- Given instruction -
Quote, without change, all of the lines that follow.

- Raw records -
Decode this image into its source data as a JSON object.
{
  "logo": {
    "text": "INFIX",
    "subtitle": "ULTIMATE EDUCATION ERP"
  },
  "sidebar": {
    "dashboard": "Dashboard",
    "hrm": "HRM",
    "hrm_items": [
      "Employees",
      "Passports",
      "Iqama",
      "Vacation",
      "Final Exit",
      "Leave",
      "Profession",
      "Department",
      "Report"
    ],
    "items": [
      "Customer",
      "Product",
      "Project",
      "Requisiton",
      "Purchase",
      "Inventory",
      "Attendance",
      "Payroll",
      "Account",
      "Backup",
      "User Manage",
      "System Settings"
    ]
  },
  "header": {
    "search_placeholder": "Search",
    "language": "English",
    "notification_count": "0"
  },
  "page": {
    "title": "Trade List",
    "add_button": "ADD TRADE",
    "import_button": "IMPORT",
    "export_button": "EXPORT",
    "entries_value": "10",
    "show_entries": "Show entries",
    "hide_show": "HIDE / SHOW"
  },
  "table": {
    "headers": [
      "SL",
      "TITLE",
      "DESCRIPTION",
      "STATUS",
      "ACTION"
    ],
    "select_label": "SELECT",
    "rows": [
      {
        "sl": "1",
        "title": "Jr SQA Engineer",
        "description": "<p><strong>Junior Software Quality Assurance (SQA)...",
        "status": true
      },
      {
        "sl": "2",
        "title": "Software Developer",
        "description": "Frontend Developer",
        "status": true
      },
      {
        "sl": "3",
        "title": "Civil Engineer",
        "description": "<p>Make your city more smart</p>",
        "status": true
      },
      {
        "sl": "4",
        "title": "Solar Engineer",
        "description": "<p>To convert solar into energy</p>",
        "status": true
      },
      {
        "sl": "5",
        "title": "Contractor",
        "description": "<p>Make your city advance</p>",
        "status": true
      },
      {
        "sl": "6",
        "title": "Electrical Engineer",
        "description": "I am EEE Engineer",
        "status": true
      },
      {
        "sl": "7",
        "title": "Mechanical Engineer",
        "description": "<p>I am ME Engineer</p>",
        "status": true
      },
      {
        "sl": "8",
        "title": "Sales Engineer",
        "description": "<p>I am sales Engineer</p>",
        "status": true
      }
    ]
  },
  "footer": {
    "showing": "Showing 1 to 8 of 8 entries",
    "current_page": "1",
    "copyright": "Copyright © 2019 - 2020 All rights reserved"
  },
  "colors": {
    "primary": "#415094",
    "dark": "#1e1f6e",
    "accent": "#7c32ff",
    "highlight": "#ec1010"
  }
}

- Exercise result -
Decode this image into its source data as a JSON object.
{
  "logo": {
    "text": "INFIX",
    "subtitle": "ULTIMATE EDUCATION ERP"
  },
  "sidebar": {
    "dashboard": "Dashboard",
    "hrm": "HRM",
    "hrm_items": [
      "Employees",
      "Passports",
      "Iqama",
      "Vacation",
      "Final Exit",
      "Leave",
      "Profession",
      "Department",
      "Report"
    ],
    "items": [
      "Customer",
      "Product",
      "Project",
      "Requisiton",
      "Purchase",
      "Inventory",
      "Attendance",
      "Payroll",
      "Account",
      "Backup",
      "User Manage",
      "System Settings"
    ]
  },
  "header": {
    "search_placeholder": "Search",
    "language": "English",
    "notification_count": "0"
  },
  "page": {
    "title": "Trade List",
    "add_button": "ADD TRADE",
    "import_button": "IMPORT",
    "export_button": "EXPORT",
    "entries_value": "10",
    "show_entries": "Show entries",
    "hide_show": "HIDE / SHOW"
  },
  "table": {
    "headers": [
      "SL",
      "TITLE",
      "DESCRIPTION",
      "STATUS",
      "ACTION"
    ],
    "select_label": "SELECT",
    "rows": [
      {
        "sl": "1",
        "title": "Jr SQA Engineer",
        "description": "<p><strong>Junior Software Quality Assurance (SQA)...",
        "status": true
      },
      {
        "sl": "2",
        "title": "Software Developer",
        "description": "Frontend Developer",
        "status": true
      },
      {
        "sl": "3",
        "title": "Civil Engineer",
        "description": "<p>Make your city more smart</p>",
        "status": true
      },
      {
        "sl": "4",
        "title": "Solar Engineer",
        "description": "<p>To convert solar into energy</p>",
        "status": true
      },
      {
        "sl": "5",
        "title": "Contractor",
        "description": "<p>Make your city advance</p>",
        "status": true
      },
      {
        "sl": "6",
        "title": "Electrical Engineer",
        "description": "I am EEE Engineer",
        "status": true
      },
      {
        "sl": "7",
        "title": "Mechanical Engineer",
        "description": "<p>I am ME Engineer</p>",
        "status": true
      },
      {
        "sl": "8",
        "title": "Sales Engineer",
        "description": "<p>I am sales Engineer</p>",
        "status": true
      }
    ]
  },
  "footer": {
    "showing": "Showing 1 to 8 of 8 entries",
    "current_page": "1",
    "copyright": "Copyright © 2019 - 2020 All rights reserved"
  },
  "colors": {
    "primary": "#415094",
    "dark": "#1e1f6e",
    "accent": "#7c32ff",
    "highlight": "#ec1010"
  }
}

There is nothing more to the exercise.